- [What to produce]: Each record must be reproduced exactly as it is shown.

* START Source material *

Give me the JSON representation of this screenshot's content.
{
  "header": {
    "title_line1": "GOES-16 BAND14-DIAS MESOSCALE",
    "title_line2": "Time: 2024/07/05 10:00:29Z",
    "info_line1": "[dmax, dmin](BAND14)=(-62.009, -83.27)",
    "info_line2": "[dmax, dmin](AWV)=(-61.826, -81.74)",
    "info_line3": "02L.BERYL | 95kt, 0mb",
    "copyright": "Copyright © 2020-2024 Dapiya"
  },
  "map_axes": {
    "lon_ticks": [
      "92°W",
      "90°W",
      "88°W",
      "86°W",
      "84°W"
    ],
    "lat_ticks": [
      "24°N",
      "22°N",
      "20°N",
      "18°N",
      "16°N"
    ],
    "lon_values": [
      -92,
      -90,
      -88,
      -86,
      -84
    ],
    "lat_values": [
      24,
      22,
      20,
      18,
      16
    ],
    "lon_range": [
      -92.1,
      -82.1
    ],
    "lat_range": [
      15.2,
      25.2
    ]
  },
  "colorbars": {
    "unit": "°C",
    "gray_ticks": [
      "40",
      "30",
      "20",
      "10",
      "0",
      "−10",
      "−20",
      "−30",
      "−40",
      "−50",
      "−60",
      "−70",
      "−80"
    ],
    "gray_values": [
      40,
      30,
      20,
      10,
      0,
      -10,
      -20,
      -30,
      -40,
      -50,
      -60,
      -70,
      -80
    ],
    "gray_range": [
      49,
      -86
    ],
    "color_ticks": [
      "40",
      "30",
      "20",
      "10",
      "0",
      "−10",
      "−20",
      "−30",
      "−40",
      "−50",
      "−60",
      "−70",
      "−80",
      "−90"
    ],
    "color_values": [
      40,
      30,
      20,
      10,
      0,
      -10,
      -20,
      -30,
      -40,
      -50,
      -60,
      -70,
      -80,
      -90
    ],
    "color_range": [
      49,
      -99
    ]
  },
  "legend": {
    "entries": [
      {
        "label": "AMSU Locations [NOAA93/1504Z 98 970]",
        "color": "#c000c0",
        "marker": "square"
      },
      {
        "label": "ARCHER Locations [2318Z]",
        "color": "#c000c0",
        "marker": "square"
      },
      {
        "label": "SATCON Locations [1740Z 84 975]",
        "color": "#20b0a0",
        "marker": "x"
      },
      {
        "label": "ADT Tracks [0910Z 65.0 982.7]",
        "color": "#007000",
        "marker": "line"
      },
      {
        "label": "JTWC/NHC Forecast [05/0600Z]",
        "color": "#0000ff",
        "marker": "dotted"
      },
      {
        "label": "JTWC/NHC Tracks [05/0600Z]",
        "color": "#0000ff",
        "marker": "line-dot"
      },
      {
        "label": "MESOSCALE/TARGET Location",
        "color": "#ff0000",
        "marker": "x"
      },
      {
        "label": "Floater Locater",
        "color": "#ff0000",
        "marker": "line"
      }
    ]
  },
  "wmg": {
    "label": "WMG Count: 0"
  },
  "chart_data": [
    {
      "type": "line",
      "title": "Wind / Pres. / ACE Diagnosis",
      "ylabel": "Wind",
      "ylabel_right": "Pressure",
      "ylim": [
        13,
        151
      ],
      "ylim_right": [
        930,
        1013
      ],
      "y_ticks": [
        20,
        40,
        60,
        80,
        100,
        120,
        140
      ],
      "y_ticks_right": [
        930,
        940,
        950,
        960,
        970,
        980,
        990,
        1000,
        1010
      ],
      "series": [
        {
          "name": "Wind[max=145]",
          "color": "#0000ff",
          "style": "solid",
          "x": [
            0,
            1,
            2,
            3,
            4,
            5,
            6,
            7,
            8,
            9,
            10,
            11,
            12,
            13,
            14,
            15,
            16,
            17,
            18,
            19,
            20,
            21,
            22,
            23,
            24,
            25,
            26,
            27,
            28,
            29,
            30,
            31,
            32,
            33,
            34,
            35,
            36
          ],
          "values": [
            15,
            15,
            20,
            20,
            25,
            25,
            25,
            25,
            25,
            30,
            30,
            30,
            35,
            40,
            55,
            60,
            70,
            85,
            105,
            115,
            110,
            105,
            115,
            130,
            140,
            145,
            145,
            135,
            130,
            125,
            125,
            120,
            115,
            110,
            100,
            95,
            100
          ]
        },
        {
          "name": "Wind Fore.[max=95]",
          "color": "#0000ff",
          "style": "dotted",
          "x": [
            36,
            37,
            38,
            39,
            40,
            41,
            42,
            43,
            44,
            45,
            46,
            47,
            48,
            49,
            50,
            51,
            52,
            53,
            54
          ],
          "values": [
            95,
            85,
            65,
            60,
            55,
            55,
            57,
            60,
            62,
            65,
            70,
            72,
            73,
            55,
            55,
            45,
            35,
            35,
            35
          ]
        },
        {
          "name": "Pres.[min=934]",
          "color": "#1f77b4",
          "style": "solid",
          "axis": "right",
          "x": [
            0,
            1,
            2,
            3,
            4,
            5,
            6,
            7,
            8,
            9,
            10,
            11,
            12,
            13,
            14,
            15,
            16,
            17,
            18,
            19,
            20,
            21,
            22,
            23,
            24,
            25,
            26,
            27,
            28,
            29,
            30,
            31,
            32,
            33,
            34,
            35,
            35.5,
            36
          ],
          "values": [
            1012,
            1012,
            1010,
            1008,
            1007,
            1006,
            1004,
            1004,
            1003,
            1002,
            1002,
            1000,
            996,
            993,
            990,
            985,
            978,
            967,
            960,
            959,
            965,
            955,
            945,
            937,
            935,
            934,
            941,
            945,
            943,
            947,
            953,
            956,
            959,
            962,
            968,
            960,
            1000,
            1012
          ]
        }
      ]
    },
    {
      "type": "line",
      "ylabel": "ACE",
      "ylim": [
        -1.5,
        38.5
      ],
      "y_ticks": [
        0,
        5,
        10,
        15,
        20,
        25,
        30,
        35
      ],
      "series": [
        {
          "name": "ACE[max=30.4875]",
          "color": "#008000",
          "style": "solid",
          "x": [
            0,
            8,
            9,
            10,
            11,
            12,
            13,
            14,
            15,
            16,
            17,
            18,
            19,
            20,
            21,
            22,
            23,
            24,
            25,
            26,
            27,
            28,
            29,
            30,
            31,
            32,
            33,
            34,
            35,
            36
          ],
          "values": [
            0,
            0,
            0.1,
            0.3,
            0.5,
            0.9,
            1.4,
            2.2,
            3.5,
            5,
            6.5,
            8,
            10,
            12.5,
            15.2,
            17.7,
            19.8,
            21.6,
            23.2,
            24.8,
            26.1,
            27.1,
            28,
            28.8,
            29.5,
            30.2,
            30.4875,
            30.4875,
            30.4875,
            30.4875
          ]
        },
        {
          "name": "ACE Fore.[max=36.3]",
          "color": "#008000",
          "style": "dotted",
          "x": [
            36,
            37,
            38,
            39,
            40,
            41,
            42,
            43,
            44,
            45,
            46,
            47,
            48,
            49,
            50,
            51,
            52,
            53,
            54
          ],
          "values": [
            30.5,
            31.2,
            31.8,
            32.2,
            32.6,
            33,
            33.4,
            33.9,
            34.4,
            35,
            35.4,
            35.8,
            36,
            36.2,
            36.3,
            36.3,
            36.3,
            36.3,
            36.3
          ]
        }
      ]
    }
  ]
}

* END Source material *

- [Answer to this exercise]:
Give me the JSON representation of this screenshot's content.
{
  "header": {
    "title_line1": "GOES-16 BAND14-DIAS MESOSCALE",
    "title_line2": "Time: 2024/07/05 10:00:29Z",
    "info_line1": "[dmax, dmin](BAND14)=(-62.009, -83.27)",
    "info_line2": "[dmax, dmin](AWV)=(-61.826, -81.74)",
    "info_line3": "02L.BERYL | 95kt, 0mb",
    "copyright": "Copyright © 2020-2024 Dapiya"
  },
  "map_axes": {
    "lon_ticks": [
      "92°W",
      "90°W",
      "88°W",
      "86°W",
      "84°W"
    ],
    "lat_ticks": [
      "24°N",
      "22°N",
      "20°N",
      "18°N",
      "16°N"
    ],
    "lon_values": [
      -92,
      -90,
      -88,
      -86,
      -84
    ],
    "lat_values": [
      24,
      22,
      20,
      18,
      16
    ],
    "lon_range": [
      -92.1,
      -82.1
    ],
    "lat_range": [
      15.2,
      25.2
    ]
  },
  "colorbars": {
    "unit": "°C",
    "gray_ticks": [
      "40",
      "30",
      "20",
      "10",
      "0",
      "−10",
      "−20",
      "−30",
      "−40",
      "−50",
      "−60",
      "−70",
      "−80"
    ],
    "gray_values": [
      40,
      30,
      20,
      10,
      0,
      -10,
      -20,
      -30,
      -40,
      -50,
      -60,
      -70,
      -80
    ],
    "gray_range": [
      49,
      -86
    ],
    "color_ticks": [
      "40",
      "30",
      "20",
      "10",
      "0",
      "−10",
      "−20",
      "−30",
      "−40",
      "−50",
      "−60",
      "−70",
      "−80",
      "−90"
    ],
    "color_values": [
      40,
      30,
      20,
      10,
      0,
      -10,
      -20,
      -30,
      -40,
      -50,
      -60,
      -70,
      -80,
      -90
    ],
    "color_range": [
      49,
      -99
    ]
  },
  "legend": {
    "entries": [
      {
        "label": "AMSU Locations [NOAA93/1504Z 98 970]",
        "color": "#c000c0",
        "marker": "square"
      },
      {
        "label": "ARCHER Locations [2318Z]",
        "color": "#c000c0",
        "marker": "square"
      },
      {
        "label": "SATCON Locations [1740Z 84 975]",
        "color": "#20b0a0",
        "marker": "x"
      },
      {
        "label": "ADT Tracks [0910Z 65.0 982.7]",
        "color": "#007000",
        "marker": "line"
      },
      {
        "label": "JTWC/NHC Forecast [05/0600Z]",
        "color": "#0000ff",
        "marker": "dotted"
      },
      {
        "label": "JTWC/NHC Tracks [05/0600Z]",
        "color": "#0000ff",
        "marker": "line-dot"
      },
      {
        "label": "MESOSCALE/TARGET Location",
        "color": "#ff0000",
        "marker": "x"
      },
      {
        "label": "Floater Locater",
        "color": "#ff0000",
        "marker": "line"
      }
    ]
  },
  "wmg": {
    "label": "WMG Count: 0"
  },
  "chart_data": [
    {
      "type": "line",
      "title": "Wind / Pres. / ACE Diagnosis",
      "ylabel": "Wind",
      "ylabel_right": "Pressure",
      "ylim": [
        13,
        151
      ],
      "ylim_right": [
        930,
        1013
      ],
      "y_ticks": [
        20,
        40,
        60,
        80,
        100,
        120,
        140
      ],
      "y_ticks_right": [
        930,
        940,
        950,
        960,
        970,
        980,
        990,
        1000,
        1010
      ],
      "series": [
        {
          "name": "Wind[max=145]",
          "color": "#0000ff",
          "style": "solid",
          "x": [
            0,
            1,
            2,
            3,
            4,
            5,
            6,
            7,
            8,
            9,
            10,
            11,
            12,
            13,
            14,
            15,
            16,
            17,
            18,
            19,
            20,
            21,
            22,
            23,
            24,
            25,
            26,
            27,
            28,
            29,
            30,
            31,
            32,
            33,
            34,
            35,
            36
          ],
          "values": [
            15,
            15,
            20,
            20,
            25,
            25,
            25,
            25,
            25,
            30,
            30,
            30,
            35,
            40,
            55,
            60,
            70,
            85,
            105,
            115,
            110,
            105,
            115,
            130,
            140,
            145,
            145,
            135,
            130,
            125,
            125,
            120,
            115,
            110,
            100,
            95,
            100
          ]
        },
        {
          "name": "Wind Fore.[max=95]",
          "color": "#0000ff",
          "style": "dotted",
          "x": [
            36,
            37,
            38,
            39,
            40,
            41,
            42,
            43,
            44,
            45,
            46,
            47,
            48,
            49,
            50,
            51,
            52,
            53,
            54
          ],
          "values": [
            95,
            85,
            65,
            60,
            55,
            55,
            57,
            60,
            62,
            65,
            70,
            72,
            73,
            55,
            55,
            45,
            35,
            35,
            35
          ]
        },
        {
          "name": "Pres.[min=934]",
          "color": "#1f77b4",
          "style": "solid",
          "axis": "right",
          "x": [
            0,
            1,
            2,
            3,
            4,
            5,
            6,
            7,
            8,
            9,
            10,
            11,
            12,
            13,
            14,
            15,
            16,
            17,
            18,
            19,
            20,
            21,
            22,
            23,
            24,
            25,
            26,
            27,
            28,
            29,
            30,
            31,
            32,
            33,
            34,
            35,
            35.5,
            36
          ],
          "values": [
            1012,
            1012,
            1010,
            1008,
            1007,
            1006,
            1004,
            1004,
            1003,
            1002,
            1002,
            1000,
            996,
            993,
            990,
            985,
            978,
            967,
            960,
            959,
            965,
            955,
            945,
            937,
            935,
            934,
            941,
            945,
            943,
            947,
            953,
            956,
            959,
            962,
            968,
            960,
            1000,
            1012
          ]
        }
      ]
    },
    {
      "type": "line",
      "ylabel": "ACE",
      "ylim": [
        -1.5,
        38.5
      ],
      "y_ticks": [
        0,
        5,
        10,
        15,
        20,
        25,
        30,
        35
      ],
      "series": [
        {
          "name": "ACE[max=30.4875]",
          "color": "#008000",
          "style": "solid",
          "x": [
            0,
            8,
            9,
            10,
            11,
            12,
            13,
            14,
            15,
            16,
            17,
            18,
            19,
            20,
            21,
            22,
            23,
            24,
            25,
            26,
            27,
            28,
            29,
            30,
            31,
            32,
            33,
            34,
            35,
            36
          ],
          "values": [
            0,
            0,
            0.1,
            0.3,
            0.5,
            0.9,
            1.4,
            2.2,
            3.5,
            5,
            6.5,
            8,
            10,
            12.5,
            15.2,
            17.7,
            19.8,
            21.6,
            23.2,
            24.8,
            26.1,
            27.1,
            28,
            28.8,
            29.5,
            30.2,
            30.4875,
            30.4875,
            30.4875,
            30.4875
          ]
        },
        {
          "name": "ACE Fore.[max=36.3]",
          "color": "#008000",
          "style": "dotted",
          "x": [
            36,
            37,
            38,
            39,
            40,
            41,
            42,
            43,
            44,
            45,
            46,
            47,
            48,
            49,
            50,
            51,
            52,
            53,
            54
          ],
          "values": [
            30.5,
            31.2,
            31.8,
            32.2,
            32.6,
            33,
            33.4,
            33.9,
            34.4,
            35,
            35.4,
            35.8,
            36,
            36.2,
            36.3,
            36.3,
            36.3,
            36.3,
            36.3
          ]
        }
      ]
    }
  ]
}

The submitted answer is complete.